Document segment »
=== Section Start ===
Very sad to see that Carrie Fisher has passed. Gonna talk about mental health a little.
Carrie Fisher was a noted sufferer of bipolar disorder, also known as manic depression. She did a lot of work to help spread awareness of the condition; if you want to know more, there are several obituary articles talking about this aspect of her work.
Another sufferer, Stephen Fry, did a wonderful documentary a few years ago in which he interviewed her and numerous other sufferers. Watch this, please – bipolar is very poorly understood by the general public.
It is characterized by medium-term periods of depression and periods of elevated mood that can be extreme to the point of being debilitating or psychotic. Yes, elevated mood can be debilitating.
A key feature is that the depression and mood-elevation aren’t necessarily triggered or explainable by anything real or rational, and thus can be hard to treat through talk-based therapy.
=== Section End ===
Data to examine »
=== Section Start ===
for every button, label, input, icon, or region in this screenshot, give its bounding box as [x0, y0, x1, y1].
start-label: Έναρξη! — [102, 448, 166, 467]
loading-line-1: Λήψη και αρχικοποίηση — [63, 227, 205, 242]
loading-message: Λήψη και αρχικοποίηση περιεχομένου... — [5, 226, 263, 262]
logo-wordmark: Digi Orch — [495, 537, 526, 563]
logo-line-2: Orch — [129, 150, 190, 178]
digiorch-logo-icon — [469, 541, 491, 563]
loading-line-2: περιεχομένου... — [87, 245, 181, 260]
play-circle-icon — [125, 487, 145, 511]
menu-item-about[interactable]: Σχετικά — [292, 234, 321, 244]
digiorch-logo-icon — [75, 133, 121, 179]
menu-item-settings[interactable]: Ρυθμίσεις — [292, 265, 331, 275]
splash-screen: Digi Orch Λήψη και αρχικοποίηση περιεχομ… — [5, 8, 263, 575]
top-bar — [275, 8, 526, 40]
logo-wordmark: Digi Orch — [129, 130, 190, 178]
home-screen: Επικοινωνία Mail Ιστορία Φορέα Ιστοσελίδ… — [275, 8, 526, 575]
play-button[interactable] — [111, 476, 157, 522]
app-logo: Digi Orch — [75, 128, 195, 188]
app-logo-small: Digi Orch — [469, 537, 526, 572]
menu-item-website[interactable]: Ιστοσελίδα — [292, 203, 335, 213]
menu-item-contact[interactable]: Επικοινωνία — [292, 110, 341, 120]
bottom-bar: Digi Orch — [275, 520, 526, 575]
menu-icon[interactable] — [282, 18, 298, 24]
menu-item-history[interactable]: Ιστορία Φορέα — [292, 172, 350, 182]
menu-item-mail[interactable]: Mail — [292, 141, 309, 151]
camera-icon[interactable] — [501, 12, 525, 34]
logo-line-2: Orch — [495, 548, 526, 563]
=== Section End ===
Work request »
Say whether each statement agrees with the post about Carrie Fisher, answering yes or no and quoting the words that decide it: (a) Stephen Fry made a documentary in which he interviewed Carrie Fisher. (b) Elevated mood is never debilitating. (c) Bipolar disorder is easy to treat through talk-based therapy. The lines have nothing to do with the post about Carrie Fisher.

Answer for this exercise »
(a) Yes: "Stephen Fry, did a wonderful documentary a few years ago in which he interviewed her"
(b) No: "Yes, elevated mood can be debilitating."
(c) No: "can be hard to treat through talk-based therapy"